Entries shown.
* * * * *

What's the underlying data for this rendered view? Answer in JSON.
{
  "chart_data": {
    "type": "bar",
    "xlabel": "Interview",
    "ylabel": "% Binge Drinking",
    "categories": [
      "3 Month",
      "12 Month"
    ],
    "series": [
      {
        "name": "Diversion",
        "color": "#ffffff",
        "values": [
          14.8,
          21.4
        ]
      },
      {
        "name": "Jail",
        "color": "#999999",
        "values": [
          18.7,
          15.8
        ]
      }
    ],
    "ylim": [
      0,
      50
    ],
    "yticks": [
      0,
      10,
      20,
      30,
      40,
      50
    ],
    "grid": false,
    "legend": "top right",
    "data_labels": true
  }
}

* * * * *

Problem to work on. Retype the records that precede this task, keeping them exactly the same.

Answer below.
What's the underlying data for this rendered view? Answer in JSON.
{
  "chart_data": {
    "type": "bar",
    "xlabel": "Interview",
    "ylabel": "% Binge Drinking",
    "categories": [
      "3 Month",
      "12 Month"
    ],
    "series": [
      {
        "name": "Diversion",
        "color": "#ffffff",
        "values": [
          14.8,
          21.4
        ]
      },
      {
        "name": "Jail",
        "color": "#999999",
        "values": [
          18.7,
          15.8
        ]
      }
    ],
    "ylim": [
      0,
      50
    ],
    "yticks": [
      0,
      10,
      20,
      30,
      40,
      50
    ],
    "grid": false,
    "legend": "top right",
    "data_labels": true
  }
}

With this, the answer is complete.